Given passage
** Start **
MileTrack Blog
Mileage Rates in Europe 2026: Complete Guide for Business Travelers
Side-by-side comparison of 2026 mileage rates in 23 European countries — from Norway's NOK 3.50/km to Cyprus's €0.25/km — plus compliance rules for cross-border business travel.
Europe has no single mileage reimbursement standard. Each country sets its own rules — some publish a clean per-kilometre figure, others use tiered brackets that change at a distance threshold, and a few base the amount on your engine size or fiscal horsepower. The result is a patchwork: Finland reimburses employees at €0.55/km while Cyprus caps it at €0.25/km. A business traveller driving the same route through three countries may technically fall under three different rate regimes.
This guide collects the official 2026 mileage rates for 23 European countries, explains how each rate model works, highlights the biggest compliance traps around commuting, and compares the European landscape to the IRS Mileage Rate 2026 for US-based readers.
** End **
Stored rows
** Start **
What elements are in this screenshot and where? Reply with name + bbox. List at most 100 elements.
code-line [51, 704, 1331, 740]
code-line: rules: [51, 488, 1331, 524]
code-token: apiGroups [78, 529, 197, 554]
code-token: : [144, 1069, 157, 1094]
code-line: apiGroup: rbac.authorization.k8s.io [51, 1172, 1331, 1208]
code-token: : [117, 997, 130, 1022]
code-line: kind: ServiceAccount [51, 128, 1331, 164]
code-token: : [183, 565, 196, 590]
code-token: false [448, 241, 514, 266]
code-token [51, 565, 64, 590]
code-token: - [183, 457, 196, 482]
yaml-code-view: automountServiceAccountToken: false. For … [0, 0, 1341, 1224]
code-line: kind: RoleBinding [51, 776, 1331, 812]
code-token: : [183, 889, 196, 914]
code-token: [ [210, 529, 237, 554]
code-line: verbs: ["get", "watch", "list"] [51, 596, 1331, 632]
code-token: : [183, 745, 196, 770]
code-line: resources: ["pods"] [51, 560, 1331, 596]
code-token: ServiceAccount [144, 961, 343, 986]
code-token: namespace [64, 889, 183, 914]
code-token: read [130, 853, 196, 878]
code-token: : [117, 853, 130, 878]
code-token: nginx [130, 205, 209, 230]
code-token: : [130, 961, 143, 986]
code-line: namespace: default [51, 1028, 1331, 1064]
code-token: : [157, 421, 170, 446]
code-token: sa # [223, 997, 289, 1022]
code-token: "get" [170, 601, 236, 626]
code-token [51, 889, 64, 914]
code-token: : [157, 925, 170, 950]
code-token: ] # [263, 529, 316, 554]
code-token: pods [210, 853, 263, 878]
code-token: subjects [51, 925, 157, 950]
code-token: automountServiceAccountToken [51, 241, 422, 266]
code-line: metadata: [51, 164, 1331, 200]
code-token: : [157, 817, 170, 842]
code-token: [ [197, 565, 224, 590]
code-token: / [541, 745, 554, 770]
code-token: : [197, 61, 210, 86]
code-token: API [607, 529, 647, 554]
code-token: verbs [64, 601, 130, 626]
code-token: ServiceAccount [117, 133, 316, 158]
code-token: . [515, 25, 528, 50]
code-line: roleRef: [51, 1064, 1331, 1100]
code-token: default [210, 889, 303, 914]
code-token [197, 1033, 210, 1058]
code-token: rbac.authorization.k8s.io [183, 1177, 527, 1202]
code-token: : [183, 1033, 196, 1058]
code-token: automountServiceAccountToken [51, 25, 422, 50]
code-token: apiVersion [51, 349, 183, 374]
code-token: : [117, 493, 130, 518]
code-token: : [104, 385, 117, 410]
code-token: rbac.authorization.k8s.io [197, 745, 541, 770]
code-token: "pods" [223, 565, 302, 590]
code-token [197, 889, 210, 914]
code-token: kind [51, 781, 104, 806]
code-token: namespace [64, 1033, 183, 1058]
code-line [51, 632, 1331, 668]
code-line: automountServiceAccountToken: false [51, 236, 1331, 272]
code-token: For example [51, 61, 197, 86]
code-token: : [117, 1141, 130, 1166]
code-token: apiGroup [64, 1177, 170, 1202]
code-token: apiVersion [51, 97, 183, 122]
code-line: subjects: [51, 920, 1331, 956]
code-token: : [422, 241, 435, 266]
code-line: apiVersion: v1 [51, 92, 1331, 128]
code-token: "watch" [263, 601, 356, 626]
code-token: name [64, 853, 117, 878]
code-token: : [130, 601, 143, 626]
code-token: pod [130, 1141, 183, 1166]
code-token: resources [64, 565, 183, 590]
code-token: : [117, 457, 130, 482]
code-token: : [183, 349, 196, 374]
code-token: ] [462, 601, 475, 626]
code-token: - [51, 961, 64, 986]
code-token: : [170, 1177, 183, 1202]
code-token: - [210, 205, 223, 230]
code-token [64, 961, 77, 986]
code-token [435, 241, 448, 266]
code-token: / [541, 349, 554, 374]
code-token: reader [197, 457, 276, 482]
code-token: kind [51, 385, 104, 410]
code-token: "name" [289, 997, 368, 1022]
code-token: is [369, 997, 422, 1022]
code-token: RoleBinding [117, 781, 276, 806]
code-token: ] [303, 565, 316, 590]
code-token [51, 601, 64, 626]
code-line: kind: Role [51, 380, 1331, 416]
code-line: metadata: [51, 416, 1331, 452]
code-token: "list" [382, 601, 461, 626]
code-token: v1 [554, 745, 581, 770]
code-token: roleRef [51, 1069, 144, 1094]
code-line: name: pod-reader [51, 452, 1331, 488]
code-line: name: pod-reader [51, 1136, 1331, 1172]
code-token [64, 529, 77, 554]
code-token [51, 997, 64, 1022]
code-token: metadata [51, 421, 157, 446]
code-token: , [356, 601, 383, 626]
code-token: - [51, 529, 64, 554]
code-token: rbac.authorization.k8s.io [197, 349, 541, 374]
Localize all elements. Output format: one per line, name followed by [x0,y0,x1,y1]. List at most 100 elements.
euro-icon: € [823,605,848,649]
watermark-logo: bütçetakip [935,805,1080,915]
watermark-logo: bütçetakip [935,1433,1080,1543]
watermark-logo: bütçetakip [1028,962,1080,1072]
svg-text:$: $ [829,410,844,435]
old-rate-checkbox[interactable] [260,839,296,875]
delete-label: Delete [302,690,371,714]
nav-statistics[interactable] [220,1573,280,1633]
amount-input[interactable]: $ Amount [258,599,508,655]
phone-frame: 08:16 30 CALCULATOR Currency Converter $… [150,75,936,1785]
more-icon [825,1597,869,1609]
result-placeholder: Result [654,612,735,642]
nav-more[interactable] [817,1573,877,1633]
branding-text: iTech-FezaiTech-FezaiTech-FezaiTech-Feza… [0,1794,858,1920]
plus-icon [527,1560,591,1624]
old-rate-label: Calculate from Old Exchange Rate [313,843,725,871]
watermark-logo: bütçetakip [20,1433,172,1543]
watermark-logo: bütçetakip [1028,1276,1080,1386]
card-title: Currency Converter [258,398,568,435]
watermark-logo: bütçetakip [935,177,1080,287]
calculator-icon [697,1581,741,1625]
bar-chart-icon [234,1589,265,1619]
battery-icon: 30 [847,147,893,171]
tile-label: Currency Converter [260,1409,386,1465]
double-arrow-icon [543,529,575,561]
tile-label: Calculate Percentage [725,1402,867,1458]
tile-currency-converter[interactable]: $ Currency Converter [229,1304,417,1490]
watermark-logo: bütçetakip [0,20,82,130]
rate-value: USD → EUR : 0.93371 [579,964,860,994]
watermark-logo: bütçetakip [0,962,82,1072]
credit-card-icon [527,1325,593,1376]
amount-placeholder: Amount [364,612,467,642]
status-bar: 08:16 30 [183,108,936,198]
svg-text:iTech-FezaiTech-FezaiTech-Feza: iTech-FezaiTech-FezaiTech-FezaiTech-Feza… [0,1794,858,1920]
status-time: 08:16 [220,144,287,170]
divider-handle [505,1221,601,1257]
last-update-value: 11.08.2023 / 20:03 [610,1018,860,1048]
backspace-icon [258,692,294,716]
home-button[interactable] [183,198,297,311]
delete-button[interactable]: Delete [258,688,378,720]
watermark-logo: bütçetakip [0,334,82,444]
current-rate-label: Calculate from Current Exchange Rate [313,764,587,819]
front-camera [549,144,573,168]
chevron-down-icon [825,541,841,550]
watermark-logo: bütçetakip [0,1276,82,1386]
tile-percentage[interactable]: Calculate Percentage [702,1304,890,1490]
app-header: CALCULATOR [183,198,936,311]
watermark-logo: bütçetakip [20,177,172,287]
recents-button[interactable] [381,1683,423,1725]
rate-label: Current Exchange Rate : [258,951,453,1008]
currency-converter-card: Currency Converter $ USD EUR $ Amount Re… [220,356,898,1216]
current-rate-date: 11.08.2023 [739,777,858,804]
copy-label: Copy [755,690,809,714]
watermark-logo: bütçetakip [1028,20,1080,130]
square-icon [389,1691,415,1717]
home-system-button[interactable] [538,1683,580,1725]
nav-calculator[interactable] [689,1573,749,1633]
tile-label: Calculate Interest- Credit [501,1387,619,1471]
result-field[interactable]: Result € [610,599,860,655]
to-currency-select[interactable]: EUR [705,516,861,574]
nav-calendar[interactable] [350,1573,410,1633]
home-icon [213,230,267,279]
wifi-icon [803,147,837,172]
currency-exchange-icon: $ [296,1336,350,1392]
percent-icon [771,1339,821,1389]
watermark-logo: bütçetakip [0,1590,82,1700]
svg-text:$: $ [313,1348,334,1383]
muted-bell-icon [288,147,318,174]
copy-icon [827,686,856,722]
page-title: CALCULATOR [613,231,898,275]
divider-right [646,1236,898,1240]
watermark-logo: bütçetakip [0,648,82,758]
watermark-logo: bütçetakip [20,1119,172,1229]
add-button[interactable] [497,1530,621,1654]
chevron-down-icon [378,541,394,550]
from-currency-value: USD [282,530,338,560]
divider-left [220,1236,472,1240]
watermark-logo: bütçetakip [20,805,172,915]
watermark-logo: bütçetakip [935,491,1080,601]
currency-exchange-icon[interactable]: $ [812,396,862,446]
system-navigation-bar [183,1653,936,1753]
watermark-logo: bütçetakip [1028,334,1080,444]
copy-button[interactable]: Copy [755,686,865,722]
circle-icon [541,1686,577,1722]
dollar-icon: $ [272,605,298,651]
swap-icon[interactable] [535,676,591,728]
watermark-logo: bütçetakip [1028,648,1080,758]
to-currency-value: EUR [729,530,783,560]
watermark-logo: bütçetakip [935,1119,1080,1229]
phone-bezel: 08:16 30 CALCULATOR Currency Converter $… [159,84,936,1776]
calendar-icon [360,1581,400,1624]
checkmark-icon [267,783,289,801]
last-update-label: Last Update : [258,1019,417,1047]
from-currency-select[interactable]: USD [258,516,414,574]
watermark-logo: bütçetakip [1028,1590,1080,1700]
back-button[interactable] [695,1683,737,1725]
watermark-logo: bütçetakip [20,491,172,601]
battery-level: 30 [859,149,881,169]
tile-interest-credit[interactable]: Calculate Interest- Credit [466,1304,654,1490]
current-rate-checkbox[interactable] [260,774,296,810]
** End **
Problem to work on
Reproduce the whole European mileage rates guide word for word. The rows here were taken from a separate source.

Problem solution
MileTrack Blog
Mileage Rates in Europe 2026: Complete Guide for Business Travelers
Side-by-side comparison of 2026 mileage rates in 23 European countries — from Norway's NOK 3.50/km to Cyprus's €0.25/km — plus compliance rules for cross-border business travel.
Europe has no single mileage reimbursement standard. Each country sets its own rules — some publish a clean per-kilometre figure, others use tiered brackets that change at a distance threshold, and a few base the amount on your engine size or fiscal horsepower. The result is a patchwork: Finland reimburses employees at €0.55/km while Cyprus caps it at €0.25/km. A business traveller driving the same route through three countries may technically fall under three different rate regimes.
This guide collects the official 2026 mileage rates for 23 European countries, explains how each rate model works, highlights the biggest compliance traps around commuting, and compares the European landscape to the IRS Mileage Rate 2026 for US-based readers.